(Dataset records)

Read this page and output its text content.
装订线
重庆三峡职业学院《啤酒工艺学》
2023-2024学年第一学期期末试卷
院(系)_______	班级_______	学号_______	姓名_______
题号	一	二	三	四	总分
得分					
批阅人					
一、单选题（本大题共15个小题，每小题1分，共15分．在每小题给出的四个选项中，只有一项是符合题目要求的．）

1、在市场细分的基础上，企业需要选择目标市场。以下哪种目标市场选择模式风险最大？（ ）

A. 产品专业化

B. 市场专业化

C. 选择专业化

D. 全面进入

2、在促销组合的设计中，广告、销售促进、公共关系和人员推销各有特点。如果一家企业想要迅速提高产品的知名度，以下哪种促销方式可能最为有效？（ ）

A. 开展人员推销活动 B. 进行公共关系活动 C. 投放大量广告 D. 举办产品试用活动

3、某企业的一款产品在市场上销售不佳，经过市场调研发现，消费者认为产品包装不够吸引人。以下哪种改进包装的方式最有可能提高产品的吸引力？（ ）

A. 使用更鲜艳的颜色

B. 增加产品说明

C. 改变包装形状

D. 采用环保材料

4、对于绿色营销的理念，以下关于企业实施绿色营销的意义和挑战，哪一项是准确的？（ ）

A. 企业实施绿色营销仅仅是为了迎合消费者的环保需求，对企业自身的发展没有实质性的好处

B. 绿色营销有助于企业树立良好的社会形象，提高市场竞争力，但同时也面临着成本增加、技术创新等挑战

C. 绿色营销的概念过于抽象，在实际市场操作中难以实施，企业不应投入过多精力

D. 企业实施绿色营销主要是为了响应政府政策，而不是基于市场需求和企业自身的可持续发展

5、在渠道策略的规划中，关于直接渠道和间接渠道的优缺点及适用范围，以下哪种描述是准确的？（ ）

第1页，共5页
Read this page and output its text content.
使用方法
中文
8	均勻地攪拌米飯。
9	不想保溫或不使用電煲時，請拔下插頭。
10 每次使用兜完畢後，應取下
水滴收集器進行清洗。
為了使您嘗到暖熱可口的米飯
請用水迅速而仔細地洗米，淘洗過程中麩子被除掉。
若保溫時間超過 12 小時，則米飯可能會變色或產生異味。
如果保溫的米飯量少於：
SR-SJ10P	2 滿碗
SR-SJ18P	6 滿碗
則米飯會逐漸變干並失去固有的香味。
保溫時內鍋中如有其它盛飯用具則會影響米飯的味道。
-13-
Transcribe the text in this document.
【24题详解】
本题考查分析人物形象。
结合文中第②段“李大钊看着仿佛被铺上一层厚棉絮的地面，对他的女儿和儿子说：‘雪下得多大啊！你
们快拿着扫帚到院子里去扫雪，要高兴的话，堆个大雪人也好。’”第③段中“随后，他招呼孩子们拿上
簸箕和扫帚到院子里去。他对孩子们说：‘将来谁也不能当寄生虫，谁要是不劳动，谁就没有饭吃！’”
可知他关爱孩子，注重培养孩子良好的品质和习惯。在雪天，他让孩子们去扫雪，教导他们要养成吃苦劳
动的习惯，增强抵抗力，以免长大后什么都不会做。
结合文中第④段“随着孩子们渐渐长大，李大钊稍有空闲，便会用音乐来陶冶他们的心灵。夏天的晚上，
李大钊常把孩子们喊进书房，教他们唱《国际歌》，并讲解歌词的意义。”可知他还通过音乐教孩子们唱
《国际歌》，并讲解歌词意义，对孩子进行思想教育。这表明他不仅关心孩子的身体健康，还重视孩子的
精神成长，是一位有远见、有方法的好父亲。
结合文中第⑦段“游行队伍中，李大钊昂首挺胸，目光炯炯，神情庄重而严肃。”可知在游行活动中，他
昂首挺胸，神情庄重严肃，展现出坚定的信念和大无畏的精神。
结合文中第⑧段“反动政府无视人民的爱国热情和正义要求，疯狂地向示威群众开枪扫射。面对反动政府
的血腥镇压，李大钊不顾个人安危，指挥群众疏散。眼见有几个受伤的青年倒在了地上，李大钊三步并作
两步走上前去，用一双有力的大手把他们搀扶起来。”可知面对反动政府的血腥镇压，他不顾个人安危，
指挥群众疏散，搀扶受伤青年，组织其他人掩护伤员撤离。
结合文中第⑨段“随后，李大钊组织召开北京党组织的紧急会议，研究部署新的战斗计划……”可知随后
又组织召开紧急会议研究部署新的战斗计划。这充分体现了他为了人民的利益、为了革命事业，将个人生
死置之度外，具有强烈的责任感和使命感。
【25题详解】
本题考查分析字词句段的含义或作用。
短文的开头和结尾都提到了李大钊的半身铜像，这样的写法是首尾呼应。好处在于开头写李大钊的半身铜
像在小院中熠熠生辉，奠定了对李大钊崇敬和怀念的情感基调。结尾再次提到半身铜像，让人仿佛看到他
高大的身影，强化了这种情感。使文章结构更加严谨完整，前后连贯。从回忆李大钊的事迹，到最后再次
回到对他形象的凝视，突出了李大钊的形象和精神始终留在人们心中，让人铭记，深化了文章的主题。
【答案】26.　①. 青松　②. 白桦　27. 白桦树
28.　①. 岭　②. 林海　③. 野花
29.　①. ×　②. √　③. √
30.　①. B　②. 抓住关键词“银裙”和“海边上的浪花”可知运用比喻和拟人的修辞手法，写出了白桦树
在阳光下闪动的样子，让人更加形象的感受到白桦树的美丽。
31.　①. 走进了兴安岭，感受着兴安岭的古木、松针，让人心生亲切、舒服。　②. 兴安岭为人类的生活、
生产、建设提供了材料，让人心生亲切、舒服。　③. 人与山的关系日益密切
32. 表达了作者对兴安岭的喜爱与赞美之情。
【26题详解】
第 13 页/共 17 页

**TASK REQUIREMENTS:**
Copy out all of the records shown above exactly.

**OUTPUT BELOW:**
Read this page and output its text content.
装订线
重庆三峡职业学院《啤酒工艺学》
2023-2024学年第一学期期末试卷
院(系)_______	班级_______	学号_______	姓名_______
题号	一	二	三	四	总分
得分					
批阅人					
一、单选题（本大题共15个小题，每小题1分，共15分．在每小题给出的四个选项中，只有一项是符合题目要求的．）

1、在市场细分的基础上，企业需要选择目标市场。以下哪种目标市场选择模式风险最大？（ ）

A. 产品专业化

B. 市场专业化

C. 选择专业化

D. 全面进入

2、在促销组合的设计中，广告、销售促进、公共关系和人员推销各有特点。如果一家企业想要迅速提高产品的知名度，以下哪种促销方式可能最为有效？（ ）

A. 开展人员推销活动 B. 进行公共关系活动 C. 投放大量广告 D. 举办产品试用活动

3、某企业的一款产品在市场上销售不佳，经过市场调研发现，消费者认为产品包装不够吸引人。以下哪种改进包装的方式最有可能提高产品的吸引力？（ ）

A. 使用更鲜艳的颜色

B. 增加产品说明

C. 改变包装形状

D. 采用环保材料

4、对于绿色营销的理念，以下关于企业实施绿色营销的意义和挑战，哪一项是准确的？（ ）

A. 企业实施绿色营销仅仅是为了迎合消费者的环保需求，对企业自身的发展没有实质性的好处

B. 绿色营销有助于企业树立良好的社会形象，提高市场竞争力，但同时也面临着成本增加、技术创新等挑战

C. 绿色营销的概念过于抽象，在实际市场操作中难以实施，企业不应投入过多精力

D. 企业实施绿色营销主要是为了响应政府政策，而不是基于市场需求和企业自身的可持续发展

5、在渠道策略的规划中，关于直接渠道和间接渠道的优缺点及适用范围，以下哪种描述是准确的？（ ）

第1页，共5页
Read this page and output its text content.
使用方法
中文
8	均勻地攪拌米飯。
9	不想保溫或不使用電煲時，請拔下插頭。
10 每次使用兜完畢後，應取下
水滴收集器進行清洗。
為了使您嘗到暖熱可口的米飯
請用水迅速而仔細地洗米，淘洗過程中麩子被除掉。
若保溫時間超過 12 小時，則米飯可能會變色或產生異味。
如果保溫的米飯量少於：
SR-SJ10P	2 滿碗
SR-SJ18P	6 滿碗
則米飯會逐漸變干並失去固有的香味。
保溫時內鍋中如有其它盛飯用具則會影響米飯的味道。
-13-
Transcribe the text in this document.
【24题详解】
本题考查分析人物形象。
结合文中第②段“李大钊看着仿佛被铺上一层厚棉絮的地面，对他的女儿和儿子说：‘雪下得多大啊！你
们快拿着扫帚到院子里去扫雪，要高兴的话，堆个大雪人也好。’”第③段中“随后，他招呼孩子们拿上
簸箕和扫帚到院子里去。他对孩子们说：‘将来谁也不能当寄生虫，谁要是不劳动，谁就没有饭吃！’”
可知他关爱孩子，注重培养孩子良好的品质和习惯。在雪天，他让孩子们去扫雪，教导他们要养成吃苦劳
动的习惯，增强抵抗力，以免长大后什么都不会做。
结合文中第④段“随着孩子们渐渐长大，李大钊稍有空闲，便会用音乐来陶冶他们的心灵。夏天的晚上，
李大钊常把孩子们喊进书房，教他们唱《国际歌》，并讲解歌词的意义。”可知他还通过音乐教孩子们唱
《国际歌》，并讲解歌词意义，对孩子进行思想教育。这表明他不仅关心孩子的身体健康，还重视孩子的
精神成长，是一位有远见、有方法的好父亲。
结合文中第⑦段“游行队伍中，李大钊昂首挺胸，目光炯炯，神情庄重而严肃。”可知在游行活动中，他
昂首挺胸，神情庄重严肃，展现出坚定的信念和大无畏的精神。
结合文中第⑧段“反动政府无视人民的爱国热情和正义要求，疯狂地向示威群众开枪扫射。面对反动政府
的血腥镇压，李大钊不顾个人安危，指挥群众疏散。眼见有几个受伤的青年倒在了地上，李大钊三步并作
两步走上前去，用一双有力的大手把他们搀扶起来。”可知面对反动政府的血腥镇压，他不顾个人安危，
指挥群众疏散，搀扶受伤青年，组织其他人掩护伤员撤离。
结合文中第⑨段“随后，李大钊组织召开北京党组织的紧急会议，研究部署新的战斗计划……”可知随后
又组织召开紧急会议研究部署新的战斗计划。这充分体现了他为了人民的利益、为了革命事业，将个人生
死置之度外，具有强烈的责任感和使命感。
【25题详解】
本题考查分析字词句段的含义或作用。
短文的开头和结尾都提到了李大钊的半身铜像，这样的写法是首尾呼应。好处在于开头写李大钊的半身铜
像在小院中熠熠生辉，奠定了对李大钊崇敬和怀念的情感基调。结尾再次提到半身铜像，让人仿佛看到他
高大的身影，强化了这种情感。使文章结构更加严谨完整，前后连贯。从回忆李大钊的事迹，到最后再次
回到对他形象的凝视，突出了李大钊的形象和精神始终留在人们心中，让人铭记，深化了文章的主题。
【答案】26.　①. 青松　②. 白桦　27. 白桦树
28.　①. 岭　②. 林海　③. 野花
29.　①. ×　②. √　③. √
30.　①. B　②. 抓住关键词“银裙”和“海边上的浪花”可知运用比喻和拟人的修辞手法，写出了白桦树
在阳光下闪动的样子，让人更加形象的感受到白桦树的美丽。
31.　①. 走进了兴安岭，感受着兴安岭的古木、松针，让人心生亲切、舒服。　②. 兴安岭为人类的生活、
生产、建设提供了材料，让人心生亲切、舒服。　③. 人与山的关系日益密切
32. 表达了作者对兴安岭的喜爱与赞美之情。
【26题详解】
第 13 页/共 17 页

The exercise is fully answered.